--- Start ---

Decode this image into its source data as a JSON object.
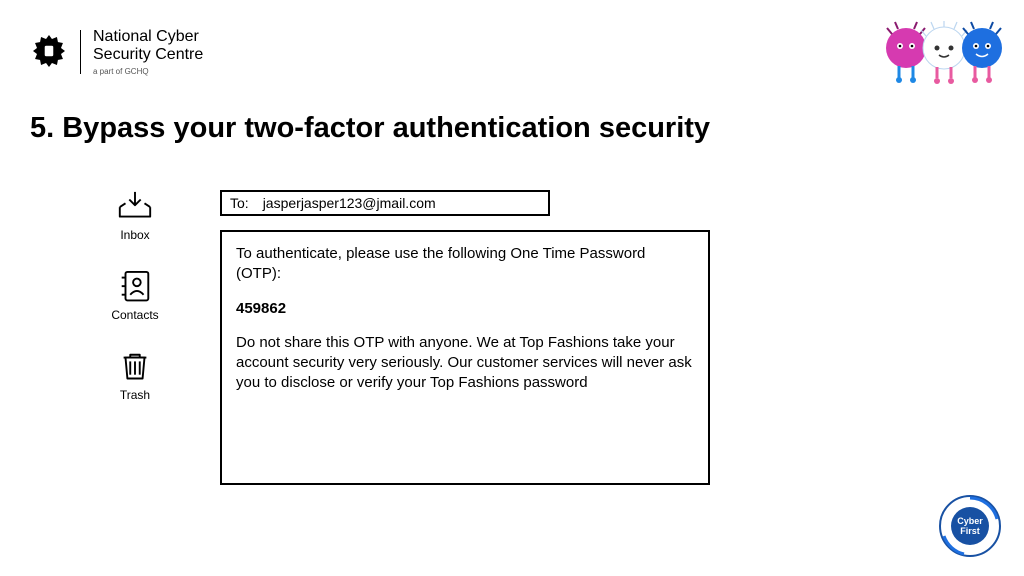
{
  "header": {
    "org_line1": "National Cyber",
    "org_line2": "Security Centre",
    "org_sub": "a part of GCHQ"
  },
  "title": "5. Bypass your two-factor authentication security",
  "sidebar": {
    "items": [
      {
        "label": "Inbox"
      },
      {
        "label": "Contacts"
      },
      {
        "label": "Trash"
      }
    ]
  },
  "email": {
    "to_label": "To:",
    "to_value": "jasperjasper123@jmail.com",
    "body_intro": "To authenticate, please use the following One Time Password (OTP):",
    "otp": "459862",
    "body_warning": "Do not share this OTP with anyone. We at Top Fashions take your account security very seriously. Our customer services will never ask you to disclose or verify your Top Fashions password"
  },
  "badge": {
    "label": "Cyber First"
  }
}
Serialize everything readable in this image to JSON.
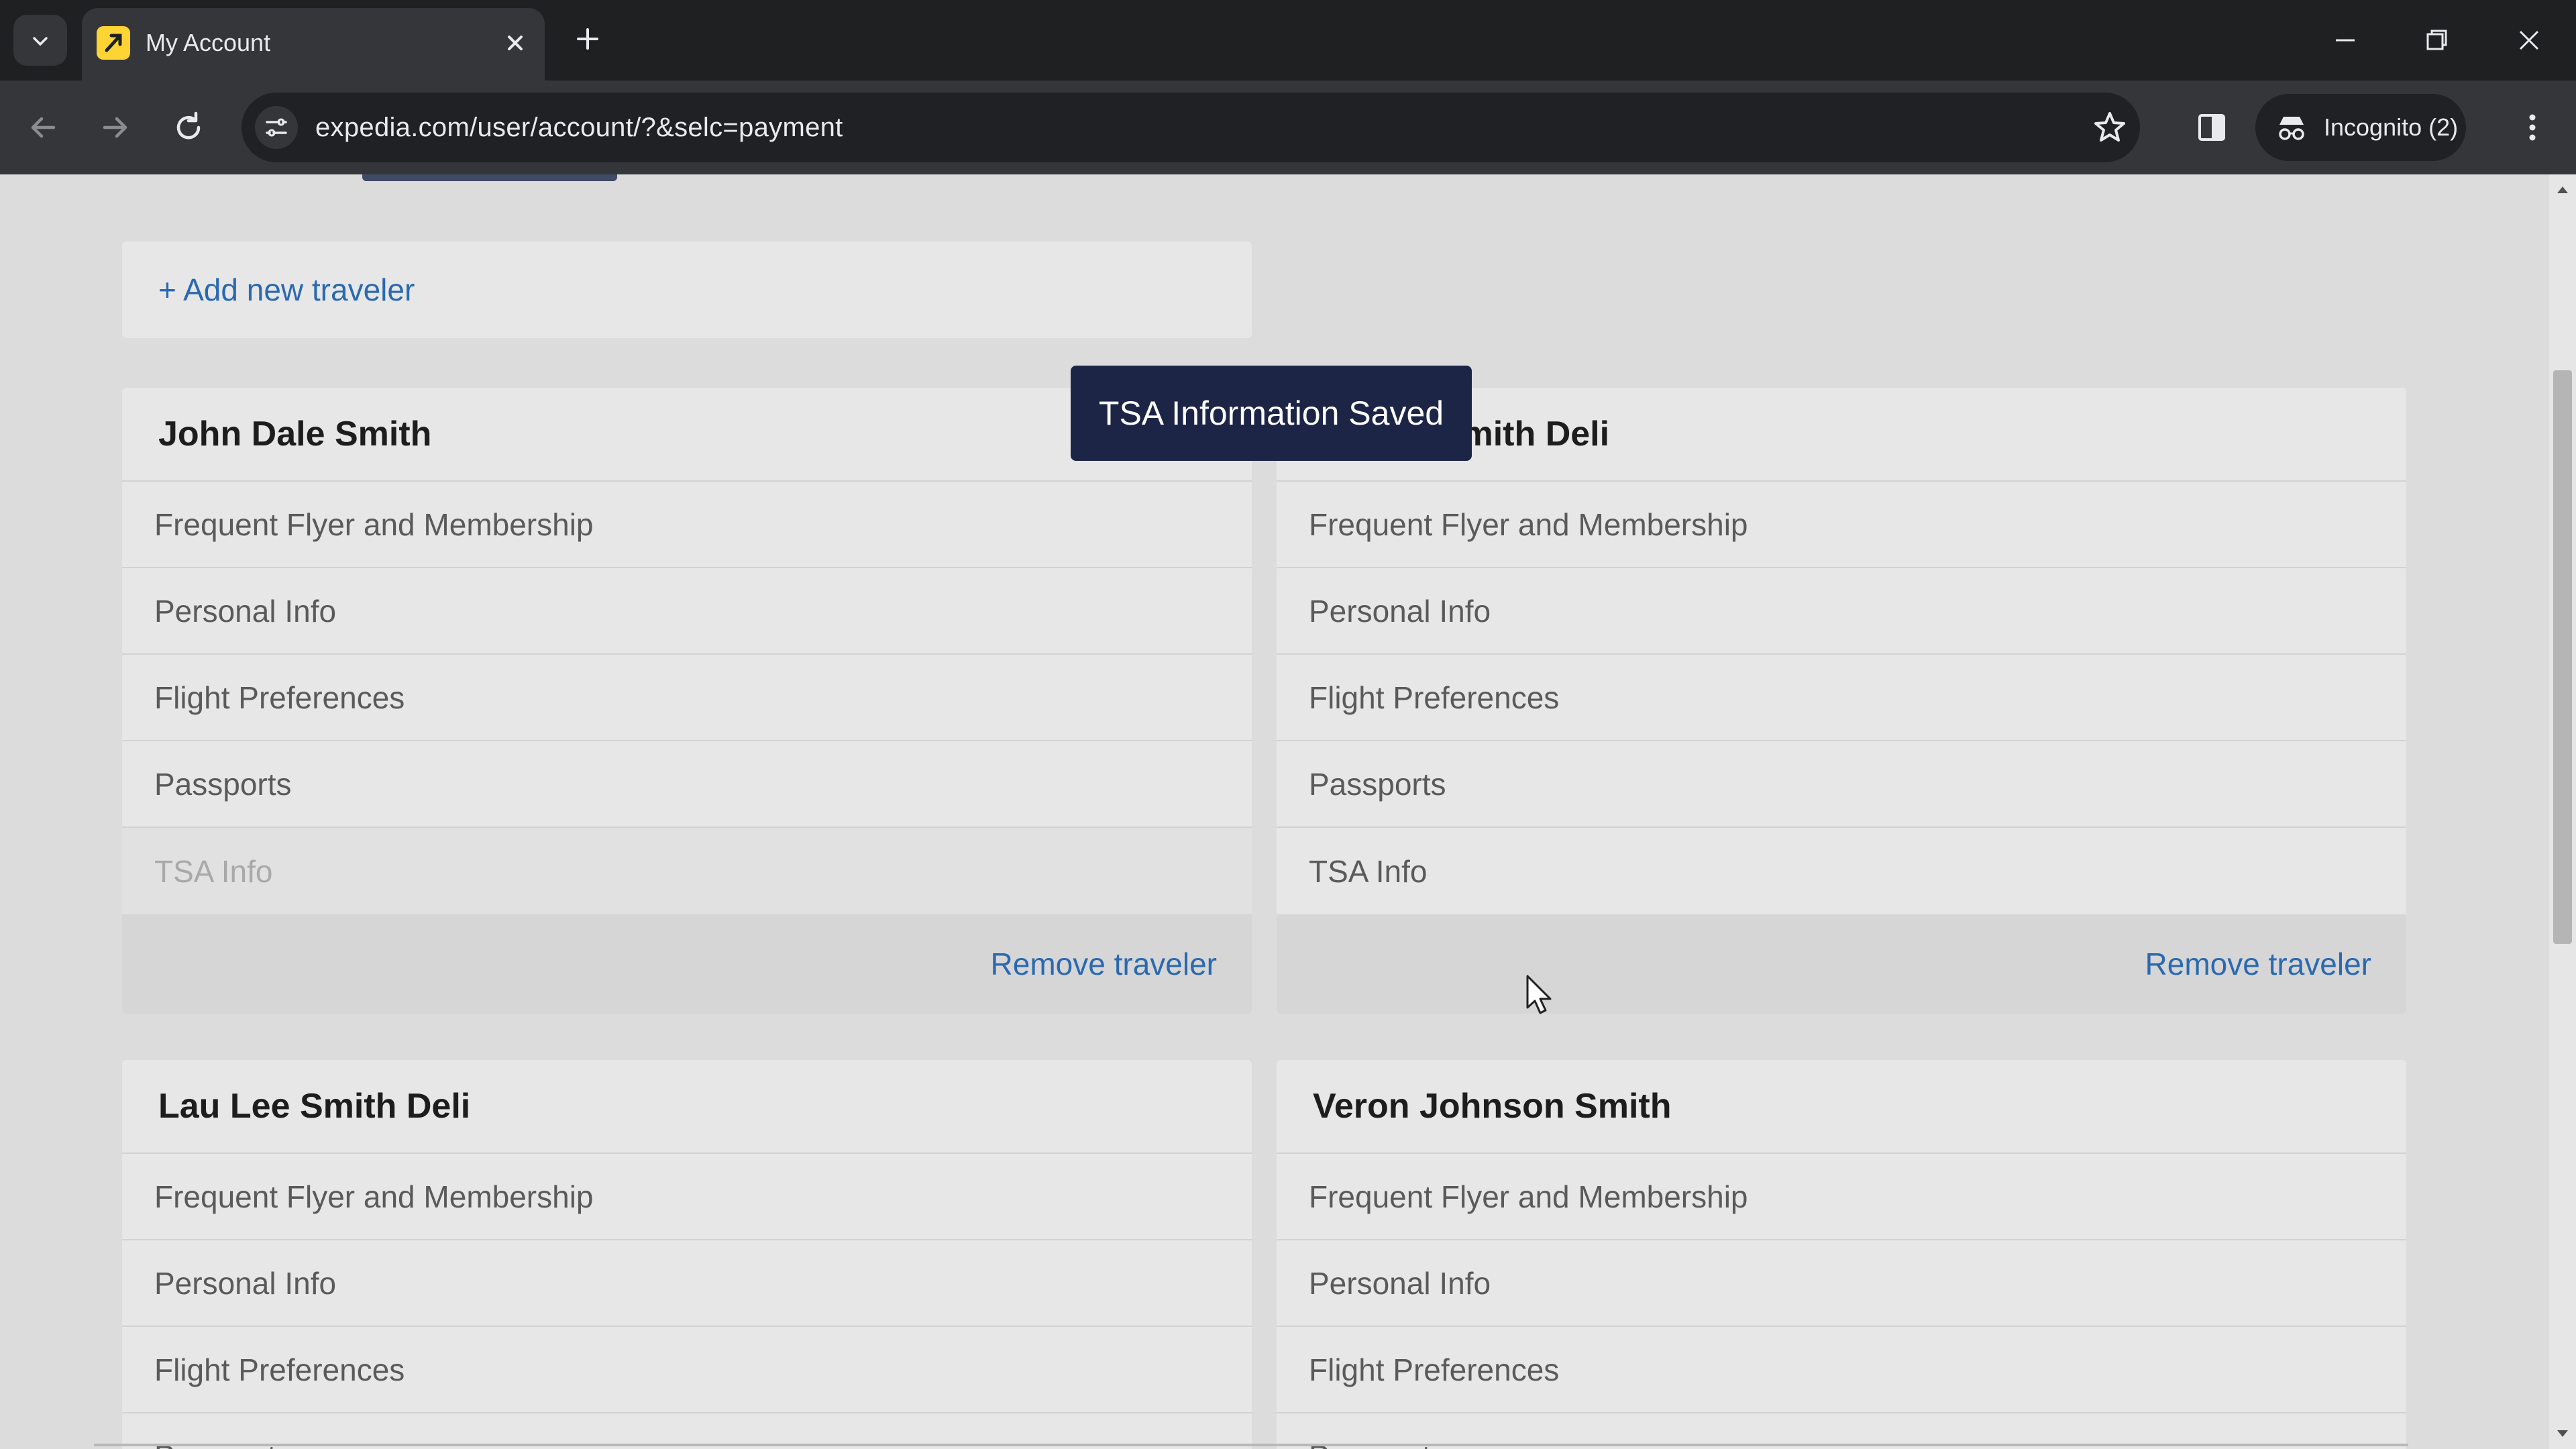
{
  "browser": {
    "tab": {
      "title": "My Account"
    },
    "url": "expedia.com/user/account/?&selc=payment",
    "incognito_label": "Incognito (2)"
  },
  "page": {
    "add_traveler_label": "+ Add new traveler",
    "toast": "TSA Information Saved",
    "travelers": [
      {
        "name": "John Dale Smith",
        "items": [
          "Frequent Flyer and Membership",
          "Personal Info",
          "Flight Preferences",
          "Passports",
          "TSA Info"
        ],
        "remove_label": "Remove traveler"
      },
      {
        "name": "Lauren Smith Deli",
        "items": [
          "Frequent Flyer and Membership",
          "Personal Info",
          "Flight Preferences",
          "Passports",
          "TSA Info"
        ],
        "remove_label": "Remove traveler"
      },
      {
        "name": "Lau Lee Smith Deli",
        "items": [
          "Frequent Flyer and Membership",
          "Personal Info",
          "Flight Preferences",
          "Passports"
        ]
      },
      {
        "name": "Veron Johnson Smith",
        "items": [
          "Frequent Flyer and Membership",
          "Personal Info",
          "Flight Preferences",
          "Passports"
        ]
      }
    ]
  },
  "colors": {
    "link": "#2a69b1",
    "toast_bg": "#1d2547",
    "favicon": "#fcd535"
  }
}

--- End ---

◆ **STATED GOAL**
Take every line from the data that contains the word "title".

◆ **FULL RESPONSE**
  "title": "5. Bypass your two-factor authentication security",
      "title": "My Account"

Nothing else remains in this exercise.